§ Records for this exercise
'''

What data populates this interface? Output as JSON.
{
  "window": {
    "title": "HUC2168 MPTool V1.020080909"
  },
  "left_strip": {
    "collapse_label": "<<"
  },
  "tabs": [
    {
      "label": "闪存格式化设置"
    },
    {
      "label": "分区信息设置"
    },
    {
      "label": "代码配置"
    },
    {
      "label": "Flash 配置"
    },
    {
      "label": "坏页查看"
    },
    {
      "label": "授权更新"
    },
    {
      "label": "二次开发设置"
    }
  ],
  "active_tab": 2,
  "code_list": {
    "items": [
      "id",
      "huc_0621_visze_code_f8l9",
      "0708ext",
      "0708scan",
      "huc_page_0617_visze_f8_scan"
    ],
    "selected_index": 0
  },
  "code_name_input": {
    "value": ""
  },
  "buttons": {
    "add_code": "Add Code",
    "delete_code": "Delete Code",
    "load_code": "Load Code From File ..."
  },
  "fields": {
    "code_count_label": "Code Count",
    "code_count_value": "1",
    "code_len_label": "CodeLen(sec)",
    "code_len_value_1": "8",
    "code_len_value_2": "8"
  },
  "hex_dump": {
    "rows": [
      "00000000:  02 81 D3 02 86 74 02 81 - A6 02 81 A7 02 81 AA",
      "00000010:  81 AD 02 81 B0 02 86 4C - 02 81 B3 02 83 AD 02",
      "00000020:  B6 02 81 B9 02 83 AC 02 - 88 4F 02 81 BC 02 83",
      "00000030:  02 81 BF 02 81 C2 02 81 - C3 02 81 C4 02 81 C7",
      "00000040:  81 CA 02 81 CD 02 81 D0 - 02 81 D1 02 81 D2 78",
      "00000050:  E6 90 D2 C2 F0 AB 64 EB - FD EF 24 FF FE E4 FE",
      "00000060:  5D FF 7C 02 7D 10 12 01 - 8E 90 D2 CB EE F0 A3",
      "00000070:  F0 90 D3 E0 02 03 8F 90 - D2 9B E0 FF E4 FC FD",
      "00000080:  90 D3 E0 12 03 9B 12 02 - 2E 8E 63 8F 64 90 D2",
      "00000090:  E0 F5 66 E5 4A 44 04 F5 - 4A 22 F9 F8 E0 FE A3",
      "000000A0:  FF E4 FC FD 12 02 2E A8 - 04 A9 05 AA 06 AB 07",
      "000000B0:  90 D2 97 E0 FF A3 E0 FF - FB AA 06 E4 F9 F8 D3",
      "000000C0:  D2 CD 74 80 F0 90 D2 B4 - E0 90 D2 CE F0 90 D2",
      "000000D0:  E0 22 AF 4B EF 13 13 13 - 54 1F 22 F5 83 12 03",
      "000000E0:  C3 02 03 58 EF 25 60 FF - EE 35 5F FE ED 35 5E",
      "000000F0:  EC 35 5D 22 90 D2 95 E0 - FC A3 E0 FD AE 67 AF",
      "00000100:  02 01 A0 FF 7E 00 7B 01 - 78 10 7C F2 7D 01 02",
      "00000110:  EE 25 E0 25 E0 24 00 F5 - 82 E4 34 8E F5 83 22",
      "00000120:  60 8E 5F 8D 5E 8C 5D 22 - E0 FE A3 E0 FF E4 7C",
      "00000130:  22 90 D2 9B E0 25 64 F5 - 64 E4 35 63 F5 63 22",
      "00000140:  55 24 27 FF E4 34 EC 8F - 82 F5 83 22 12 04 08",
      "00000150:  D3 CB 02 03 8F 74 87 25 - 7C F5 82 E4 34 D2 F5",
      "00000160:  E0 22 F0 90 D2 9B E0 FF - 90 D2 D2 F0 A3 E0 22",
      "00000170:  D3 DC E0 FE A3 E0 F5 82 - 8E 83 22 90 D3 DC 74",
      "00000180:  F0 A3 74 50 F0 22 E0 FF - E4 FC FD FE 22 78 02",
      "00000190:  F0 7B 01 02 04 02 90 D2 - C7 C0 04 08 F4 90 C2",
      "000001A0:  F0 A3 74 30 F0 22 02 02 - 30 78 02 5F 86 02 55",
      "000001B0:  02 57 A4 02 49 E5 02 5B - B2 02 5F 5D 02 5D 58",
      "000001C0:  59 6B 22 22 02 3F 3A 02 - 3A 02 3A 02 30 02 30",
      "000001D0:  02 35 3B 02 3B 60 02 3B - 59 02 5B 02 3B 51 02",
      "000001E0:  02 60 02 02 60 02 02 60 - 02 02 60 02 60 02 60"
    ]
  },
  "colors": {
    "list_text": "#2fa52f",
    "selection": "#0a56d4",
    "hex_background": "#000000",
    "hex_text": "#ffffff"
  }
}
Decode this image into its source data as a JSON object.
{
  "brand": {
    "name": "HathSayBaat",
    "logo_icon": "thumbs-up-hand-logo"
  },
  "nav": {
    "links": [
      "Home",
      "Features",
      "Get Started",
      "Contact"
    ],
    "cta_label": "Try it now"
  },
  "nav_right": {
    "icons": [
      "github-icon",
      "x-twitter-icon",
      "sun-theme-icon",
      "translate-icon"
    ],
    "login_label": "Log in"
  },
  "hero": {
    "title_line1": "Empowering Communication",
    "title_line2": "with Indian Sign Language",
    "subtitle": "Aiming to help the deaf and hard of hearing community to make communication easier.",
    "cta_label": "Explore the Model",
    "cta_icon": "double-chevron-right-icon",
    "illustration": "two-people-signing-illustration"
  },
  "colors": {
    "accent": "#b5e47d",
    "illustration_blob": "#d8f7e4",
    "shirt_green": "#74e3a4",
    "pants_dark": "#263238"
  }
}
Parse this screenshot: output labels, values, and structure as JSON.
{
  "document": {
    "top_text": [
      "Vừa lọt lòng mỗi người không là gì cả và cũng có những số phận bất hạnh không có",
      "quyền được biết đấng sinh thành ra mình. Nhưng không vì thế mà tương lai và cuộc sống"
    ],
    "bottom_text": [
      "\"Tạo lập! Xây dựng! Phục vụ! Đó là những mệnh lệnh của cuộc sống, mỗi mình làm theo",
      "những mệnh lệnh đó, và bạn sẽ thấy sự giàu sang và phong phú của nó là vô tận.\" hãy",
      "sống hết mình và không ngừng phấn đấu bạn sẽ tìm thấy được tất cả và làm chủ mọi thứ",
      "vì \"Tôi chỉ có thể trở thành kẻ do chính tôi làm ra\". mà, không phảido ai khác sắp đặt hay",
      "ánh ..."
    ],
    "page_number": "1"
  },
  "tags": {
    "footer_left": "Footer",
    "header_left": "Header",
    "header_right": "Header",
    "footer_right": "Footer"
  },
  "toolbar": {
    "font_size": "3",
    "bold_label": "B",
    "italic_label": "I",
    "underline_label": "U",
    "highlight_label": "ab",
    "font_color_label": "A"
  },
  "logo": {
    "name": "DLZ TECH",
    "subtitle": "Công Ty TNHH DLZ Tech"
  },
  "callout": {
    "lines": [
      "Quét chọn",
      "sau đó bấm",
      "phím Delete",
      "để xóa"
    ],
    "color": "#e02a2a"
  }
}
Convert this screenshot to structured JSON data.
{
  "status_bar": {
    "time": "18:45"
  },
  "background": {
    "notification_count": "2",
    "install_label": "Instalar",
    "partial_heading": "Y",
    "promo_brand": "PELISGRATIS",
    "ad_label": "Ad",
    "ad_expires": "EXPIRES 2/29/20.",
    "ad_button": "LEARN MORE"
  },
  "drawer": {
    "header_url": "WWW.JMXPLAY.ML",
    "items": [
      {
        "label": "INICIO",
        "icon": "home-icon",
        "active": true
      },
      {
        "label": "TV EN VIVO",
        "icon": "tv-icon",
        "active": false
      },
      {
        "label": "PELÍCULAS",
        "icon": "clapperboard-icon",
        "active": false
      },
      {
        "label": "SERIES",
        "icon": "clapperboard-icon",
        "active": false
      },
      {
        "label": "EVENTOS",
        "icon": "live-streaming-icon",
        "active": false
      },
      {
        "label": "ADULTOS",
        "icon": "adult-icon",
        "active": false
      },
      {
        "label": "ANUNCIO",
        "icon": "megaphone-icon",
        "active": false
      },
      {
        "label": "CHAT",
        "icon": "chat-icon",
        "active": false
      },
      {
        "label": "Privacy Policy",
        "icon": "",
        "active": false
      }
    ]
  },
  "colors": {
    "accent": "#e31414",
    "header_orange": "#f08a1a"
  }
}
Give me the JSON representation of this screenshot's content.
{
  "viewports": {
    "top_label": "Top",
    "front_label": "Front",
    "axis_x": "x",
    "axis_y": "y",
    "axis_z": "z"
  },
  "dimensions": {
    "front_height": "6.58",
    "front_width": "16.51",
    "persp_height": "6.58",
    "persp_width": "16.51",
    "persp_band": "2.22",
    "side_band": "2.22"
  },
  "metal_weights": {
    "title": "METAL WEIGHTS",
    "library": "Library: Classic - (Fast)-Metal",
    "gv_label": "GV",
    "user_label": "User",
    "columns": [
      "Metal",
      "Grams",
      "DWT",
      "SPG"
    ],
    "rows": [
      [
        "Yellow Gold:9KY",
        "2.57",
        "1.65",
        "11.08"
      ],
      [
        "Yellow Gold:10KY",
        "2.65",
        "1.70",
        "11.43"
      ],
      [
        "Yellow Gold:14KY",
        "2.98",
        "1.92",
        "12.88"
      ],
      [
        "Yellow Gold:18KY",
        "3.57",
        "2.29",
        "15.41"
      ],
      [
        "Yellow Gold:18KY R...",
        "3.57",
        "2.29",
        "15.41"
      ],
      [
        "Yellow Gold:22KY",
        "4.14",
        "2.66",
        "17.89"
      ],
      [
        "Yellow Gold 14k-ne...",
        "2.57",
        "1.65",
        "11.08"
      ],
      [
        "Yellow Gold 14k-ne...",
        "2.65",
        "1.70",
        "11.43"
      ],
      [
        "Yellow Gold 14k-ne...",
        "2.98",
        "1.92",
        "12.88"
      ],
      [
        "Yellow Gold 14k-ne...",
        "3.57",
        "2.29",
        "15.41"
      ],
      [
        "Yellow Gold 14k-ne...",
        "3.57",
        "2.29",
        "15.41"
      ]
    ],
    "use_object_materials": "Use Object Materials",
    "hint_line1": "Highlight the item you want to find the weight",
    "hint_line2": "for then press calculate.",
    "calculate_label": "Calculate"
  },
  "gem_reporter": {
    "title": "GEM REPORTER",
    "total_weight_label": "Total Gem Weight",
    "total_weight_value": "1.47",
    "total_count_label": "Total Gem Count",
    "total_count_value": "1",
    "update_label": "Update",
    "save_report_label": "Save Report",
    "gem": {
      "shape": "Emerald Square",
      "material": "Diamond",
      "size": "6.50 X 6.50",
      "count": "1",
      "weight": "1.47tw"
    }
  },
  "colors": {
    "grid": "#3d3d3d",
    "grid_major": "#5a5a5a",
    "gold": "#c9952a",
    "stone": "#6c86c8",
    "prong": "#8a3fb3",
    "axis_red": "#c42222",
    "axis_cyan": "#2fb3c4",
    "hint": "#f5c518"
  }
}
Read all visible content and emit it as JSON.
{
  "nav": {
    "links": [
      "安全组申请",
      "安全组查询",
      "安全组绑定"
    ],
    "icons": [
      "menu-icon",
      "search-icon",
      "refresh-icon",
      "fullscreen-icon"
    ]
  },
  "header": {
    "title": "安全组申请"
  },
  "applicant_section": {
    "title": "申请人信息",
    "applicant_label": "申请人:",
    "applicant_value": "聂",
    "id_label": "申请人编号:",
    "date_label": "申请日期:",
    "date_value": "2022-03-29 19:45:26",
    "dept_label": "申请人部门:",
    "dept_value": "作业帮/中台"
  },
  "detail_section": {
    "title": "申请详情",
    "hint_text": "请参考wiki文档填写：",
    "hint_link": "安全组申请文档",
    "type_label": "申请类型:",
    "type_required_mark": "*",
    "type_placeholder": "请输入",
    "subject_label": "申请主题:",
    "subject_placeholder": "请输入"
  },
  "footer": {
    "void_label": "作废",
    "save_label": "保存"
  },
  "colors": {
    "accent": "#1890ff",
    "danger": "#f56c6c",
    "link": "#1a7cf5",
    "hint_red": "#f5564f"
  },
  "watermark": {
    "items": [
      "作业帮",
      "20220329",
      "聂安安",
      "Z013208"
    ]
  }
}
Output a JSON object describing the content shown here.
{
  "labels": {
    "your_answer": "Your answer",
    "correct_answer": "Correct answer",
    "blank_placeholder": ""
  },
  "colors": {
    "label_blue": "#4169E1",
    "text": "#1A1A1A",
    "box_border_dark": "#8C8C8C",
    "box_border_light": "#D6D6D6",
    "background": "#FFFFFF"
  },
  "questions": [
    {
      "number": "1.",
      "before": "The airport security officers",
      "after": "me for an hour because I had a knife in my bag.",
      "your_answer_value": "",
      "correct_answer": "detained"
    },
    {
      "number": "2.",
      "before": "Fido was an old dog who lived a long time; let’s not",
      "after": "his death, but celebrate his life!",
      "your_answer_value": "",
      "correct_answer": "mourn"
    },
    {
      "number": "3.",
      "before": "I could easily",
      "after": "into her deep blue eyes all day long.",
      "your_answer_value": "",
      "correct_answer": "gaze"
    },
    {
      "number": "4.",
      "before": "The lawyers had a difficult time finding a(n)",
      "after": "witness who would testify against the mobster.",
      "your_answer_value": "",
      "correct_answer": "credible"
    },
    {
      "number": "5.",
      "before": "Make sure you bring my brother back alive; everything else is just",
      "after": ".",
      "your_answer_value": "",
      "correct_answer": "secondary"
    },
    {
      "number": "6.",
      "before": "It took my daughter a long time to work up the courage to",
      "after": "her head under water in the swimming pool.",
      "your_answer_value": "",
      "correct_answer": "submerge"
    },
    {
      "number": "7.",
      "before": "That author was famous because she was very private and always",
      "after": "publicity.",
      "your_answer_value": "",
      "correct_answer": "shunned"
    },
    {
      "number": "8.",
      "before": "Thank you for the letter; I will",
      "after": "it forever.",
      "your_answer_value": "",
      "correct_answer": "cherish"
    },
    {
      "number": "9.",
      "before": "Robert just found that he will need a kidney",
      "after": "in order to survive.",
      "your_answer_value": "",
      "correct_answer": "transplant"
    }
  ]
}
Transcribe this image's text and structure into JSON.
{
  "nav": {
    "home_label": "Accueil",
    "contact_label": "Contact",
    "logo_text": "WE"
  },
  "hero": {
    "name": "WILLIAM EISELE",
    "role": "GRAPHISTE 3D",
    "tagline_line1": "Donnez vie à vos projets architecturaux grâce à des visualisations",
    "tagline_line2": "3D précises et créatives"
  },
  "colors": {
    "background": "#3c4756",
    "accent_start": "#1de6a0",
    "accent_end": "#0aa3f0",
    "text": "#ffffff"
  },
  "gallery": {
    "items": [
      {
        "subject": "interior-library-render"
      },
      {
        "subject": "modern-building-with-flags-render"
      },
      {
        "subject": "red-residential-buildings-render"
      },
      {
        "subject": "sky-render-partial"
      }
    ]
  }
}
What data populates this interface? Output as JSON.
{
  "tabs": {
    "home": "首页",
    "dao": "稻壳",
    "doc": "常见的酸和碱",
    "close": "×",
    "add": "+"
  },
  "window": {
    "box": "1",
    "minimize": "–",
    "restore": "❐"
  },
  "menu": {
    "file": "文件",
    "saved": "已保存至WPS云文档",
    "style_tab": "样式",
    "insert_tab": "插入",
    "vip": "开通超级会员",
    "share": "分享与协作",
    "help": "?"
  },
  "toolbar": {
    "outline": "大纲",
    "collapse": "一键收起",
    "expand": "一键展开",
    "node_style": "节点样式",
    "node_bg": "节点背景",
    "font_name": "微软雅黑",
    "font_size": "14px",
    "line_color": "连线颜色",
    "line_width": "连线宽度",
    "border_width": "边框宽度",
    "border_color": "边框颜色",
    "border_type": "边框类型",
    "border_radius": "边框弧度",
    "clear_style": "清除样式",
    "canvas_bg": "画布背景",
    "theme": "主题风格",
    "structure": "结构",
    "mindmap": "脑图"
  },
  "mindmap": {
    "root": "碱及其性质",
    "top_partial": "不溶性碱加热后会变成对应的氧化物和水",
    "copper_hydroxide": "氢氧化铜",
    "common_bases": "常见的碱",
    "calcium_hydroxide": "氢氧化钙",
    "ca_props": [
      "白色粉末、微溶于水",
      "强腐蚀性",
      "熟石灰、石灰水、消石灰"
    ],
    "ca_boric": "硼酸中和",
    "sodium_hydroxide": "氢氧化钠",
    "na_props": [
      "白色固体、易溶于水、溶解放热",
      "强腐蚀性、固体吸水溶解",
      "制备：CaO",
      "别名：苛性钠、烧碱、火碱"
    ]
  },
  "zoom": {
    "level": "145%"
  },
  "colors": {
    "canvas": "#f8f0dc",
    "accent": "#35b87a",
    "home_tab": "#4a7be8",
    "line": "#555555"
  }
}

'''

§ Task objective
Search the records above for "thành". Copy each line where it is found.

§ Written response
      "quyền được biết đấng sinh thành ra mình. Nhưng không vì thế mà tương lai và cuộc sống"
      "vì \"Tôi chỉ có thể trở thành kẻ do chính tôi làm ra\". mà, không phảido ai khác sắp đặt hay",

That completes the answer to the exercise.